- _Requirements_: Give only the number of lines in the data that contain the word "each".

- _Material for the task_:

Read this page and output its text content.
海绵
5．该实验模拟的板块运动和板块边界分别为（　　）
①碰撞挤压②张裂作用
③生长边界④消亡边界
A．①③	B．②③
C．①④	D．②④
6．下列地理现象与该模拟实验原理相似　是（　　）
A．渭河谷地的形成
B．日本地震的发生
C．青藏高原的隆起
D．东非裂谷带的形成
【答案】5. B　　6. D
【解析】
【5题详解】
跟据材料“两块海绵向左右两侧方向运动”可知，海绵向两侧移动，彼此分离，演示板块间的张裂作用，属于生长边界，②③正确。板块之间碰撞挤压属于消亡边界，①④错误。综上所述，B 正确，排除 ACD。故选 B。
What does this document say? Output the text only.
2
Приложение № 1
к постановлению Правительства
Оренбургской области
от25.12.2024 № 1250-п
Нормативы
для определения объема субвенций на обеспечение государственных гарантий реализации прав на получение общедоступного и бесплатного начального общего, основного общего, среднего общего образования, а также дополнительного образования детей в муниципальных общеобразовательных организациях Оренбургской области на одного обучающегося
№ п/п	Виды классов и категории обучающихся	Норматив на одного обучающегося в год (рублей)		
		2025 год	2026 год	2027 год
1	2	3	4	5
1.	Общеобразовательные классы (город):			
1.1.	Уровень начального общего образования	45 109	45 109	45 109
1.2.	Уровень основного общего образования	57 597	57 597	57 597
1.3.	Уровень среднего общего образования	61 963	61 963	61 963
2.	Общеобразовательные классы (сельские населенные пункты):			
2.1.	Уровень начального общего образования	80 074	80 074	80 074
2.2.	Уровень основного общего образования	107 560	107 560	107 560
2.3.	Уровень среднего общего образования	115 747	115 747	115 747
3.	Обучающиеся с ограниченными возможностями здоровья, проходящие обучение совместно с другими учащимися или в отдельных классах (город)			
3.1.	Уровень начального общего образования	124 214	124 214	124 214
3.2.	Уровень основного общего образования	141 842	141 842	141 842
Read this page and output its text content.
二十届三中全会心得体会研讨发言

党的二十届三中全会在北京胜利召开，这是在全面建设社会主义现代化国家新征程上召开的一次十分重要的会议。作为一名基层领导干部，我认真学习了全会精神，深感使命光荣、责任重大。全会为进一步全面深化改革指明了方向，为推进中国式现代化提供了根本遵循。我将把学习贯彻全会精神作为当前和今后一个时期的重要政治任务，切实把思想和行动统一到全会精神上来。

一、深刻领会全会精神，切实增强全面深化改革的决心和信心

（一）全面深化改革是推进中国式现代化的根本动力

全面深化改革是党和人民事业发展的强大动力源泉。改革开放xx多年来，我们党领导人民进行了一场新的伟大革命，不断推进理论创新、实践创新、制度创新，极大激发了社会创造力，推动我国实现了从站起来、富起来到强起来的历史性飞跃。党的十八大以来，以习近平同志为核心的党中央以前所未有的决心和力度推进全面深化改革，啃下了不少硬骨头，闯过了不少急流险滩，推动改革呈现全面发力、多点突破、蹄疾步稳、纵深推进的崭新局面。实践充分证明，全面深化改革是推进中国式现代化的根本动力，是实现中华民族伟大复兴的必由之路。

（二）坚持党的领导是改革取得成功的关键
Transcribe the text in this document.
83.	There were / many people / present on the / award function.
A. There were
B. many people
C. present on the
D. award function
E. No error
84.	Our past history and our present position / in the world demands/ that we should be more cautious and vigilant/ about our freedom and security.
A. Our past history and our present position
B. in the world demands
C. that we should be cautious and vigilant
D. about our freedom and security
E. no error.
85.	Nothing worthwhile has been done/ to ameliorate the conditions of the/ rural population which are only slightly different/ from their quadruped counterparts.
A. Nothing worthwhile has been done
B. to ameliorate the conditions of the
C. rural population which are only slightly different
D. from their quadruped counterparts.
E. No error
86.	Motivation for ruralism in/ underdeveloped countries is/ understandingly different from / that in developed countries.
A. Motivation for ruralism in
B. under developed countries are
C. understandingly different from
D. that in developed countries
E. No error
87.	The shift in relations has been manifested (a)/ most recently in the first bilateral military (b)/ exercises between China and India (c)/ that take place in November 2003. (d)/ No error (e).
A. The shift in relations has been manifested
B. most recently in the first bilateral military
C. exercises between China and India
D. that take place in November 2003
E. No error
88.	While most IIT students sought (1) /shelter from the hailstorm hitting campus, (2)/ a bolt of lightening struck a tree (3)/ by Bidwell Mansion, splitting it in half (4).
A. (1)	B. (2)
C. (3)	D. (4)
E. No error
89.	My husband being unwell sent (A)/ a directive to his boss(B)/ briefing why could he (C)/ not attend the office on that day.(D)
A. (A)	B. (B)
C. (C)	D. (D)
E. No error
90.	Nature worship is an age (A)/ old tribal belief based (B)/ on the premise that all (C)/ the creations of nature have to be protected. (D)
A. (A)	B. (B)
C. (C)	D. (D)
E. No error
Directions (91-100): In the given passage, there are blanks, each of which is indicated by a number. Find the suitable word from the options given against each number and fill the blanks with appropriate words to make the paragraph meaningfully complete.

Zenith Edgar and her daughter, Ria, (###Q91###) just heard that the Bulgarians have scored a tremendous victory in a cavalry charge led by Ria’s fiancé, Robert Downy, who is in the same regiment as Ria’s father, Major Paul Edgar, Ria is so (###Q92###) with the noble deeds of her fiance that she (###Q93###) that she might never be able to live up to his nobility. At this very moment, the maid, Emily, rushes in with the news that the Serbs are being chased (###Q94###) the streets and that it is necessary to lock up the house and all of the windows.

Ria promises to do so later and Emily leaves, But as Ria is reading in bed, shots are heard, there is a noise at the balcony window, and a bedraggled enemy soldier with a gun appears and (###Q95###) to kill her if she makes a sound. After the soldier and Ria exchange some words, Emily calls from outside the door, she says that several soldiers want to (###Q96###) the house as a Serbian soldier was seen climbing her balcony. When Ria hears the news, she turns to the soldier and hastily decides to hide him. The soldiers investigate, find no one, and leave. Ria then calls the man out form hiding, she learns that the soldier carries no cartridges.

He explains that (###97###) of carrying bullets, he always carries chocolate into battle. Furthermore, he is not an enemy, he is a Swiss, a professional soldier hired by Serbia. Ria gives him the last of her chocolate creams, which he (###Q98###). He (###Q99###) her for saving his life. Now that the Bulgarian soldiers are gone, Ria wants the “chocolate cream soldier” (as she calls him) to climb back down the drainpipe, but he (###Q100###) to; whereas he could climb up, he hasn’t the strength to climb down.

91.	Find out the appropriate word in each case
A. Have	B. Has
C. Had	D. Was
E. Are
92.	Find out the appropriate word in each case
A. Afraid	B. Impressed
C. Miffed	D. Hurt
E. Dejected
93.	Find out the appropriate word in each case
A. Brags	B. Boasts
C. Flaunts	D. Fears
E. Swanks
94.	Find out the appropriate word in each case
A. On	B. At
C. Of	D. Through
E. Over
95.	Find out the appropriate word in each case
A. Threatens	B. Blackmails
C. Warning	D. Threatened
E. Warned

- _Reply_: 6